- [TASK DATA]:
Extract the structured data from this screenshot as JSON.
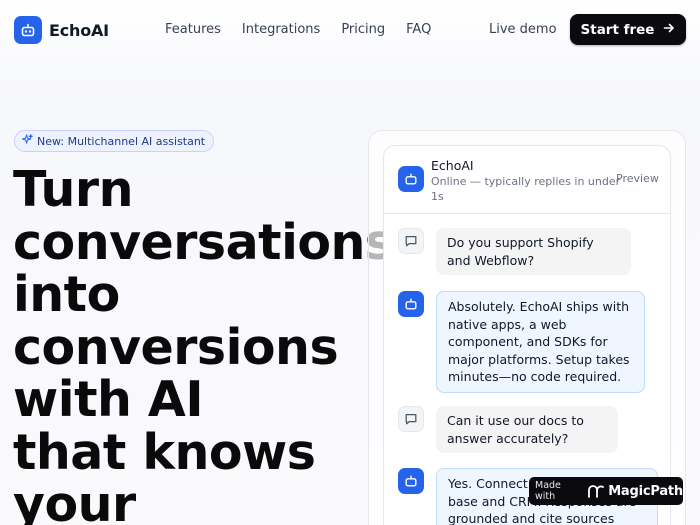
{
  "brand": {
    "name": "EchoAI",
    "logo_icon": "bot-icon",
    "accent": "#2563eb"
  },
  "nav": {
    "links": [
      "Features",
      "Integrations",
      "Pricing",
      "FAQ"
    ],
    "live_demo": "Live demo",
    "cta": "Start free",
    "cta_icon": "arrow-right-icon"
  },
  "hero": {
    "badge_icon": "sparkle-icon",
    "badge": "New: Multichannel AI assistant",
    "headline": "Turn\nconversations\ninto\nconversions\nwith AI\nthat knows\nyour"
  },
  "chat": {
    "title": "EchoAI",
    "status": "Online — typically replies in under 1s",
    "preview": "Preview",
    "messages": [
      {
        "role": "user",
        "icon": "chat-icon",
        "text": "Do you support Shopify and Webflow?"
      },
      {
        "role": "bot",
        "icon": "bot-icon",
        "text": "Absolutely. EchoAI ships with native apps, a web component, and SDKs for major platforms. Setup takes minutes—no code required."
      },
      {
        "role": "user",
        "icon": "chat-icon",
        "text": "Can it use our docs to answer accurately?"
      },
      {
        "role": "bot",
        "icon": "bot-icon",
        "text": "Yes. Connect your knowledge base and CRM. Responses are grounded and cite sources"
      }
    ]
  },
  "badge": {
    "prefix": "Made with",
    "name": "MagicPath"
  }
}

- [TASK OBJECTIVE]: Copy the data character for character, but drop all pictures from the copy.

- [EXERCISE OUTPUT]:
Extract the structured data from this screenshot as JSON.
{
  "brand": {
    "name": "EchoAI",
    "logo_icon": "bot-icon",
    "accent": "#2563eb"
  },
  "nav": {
    "links": [
      "Features",
      "Integrations",
      "Pricing",
      "FAQ"
    ],
    "live_demo": "Live demo",
    "cta": "Start free",
    "cta_icon": "arrow-right-icon"
  },
  "hero": {
    "badge_icon": "sparkle-icon",
    "badge": "New: Multichannel AI assistant",
    "headline": "Turn\nconversations\ninto\nconversions\nwith AI\nthat knows\nyour"
  },
  "chat": {
    "title": "EchoAI",
    "status": "Online — typically replies in under 1s",
    "preview": "Preview",
    "messages": [
      {
        "role": "user",
        "icon": "chat-icon",
        "text": "Do you support Shopify and Webflow?"
      },
      {
        "role": "bot",
        "icon": "bot-icon",
        "text": "Absolutely. EchoAI ships with native apps, a web component, and SDKs for major platforms. Setup takes minutes—no code required."
      },
      {
        "role": "user",
        "icon": "chat-icon",
        "text": "Can it use our docs to answer accurately?"
      },
      {
        "role": "bot",
        "icon": "bot-icon",
        "text": "Yes. Connect your knowledge base and CRM. Responses are grounded and cite sources"
      }
    ]
  },
  "badge": {
    "prefix": "Made with",
    "name": "MagicPath"
  }
}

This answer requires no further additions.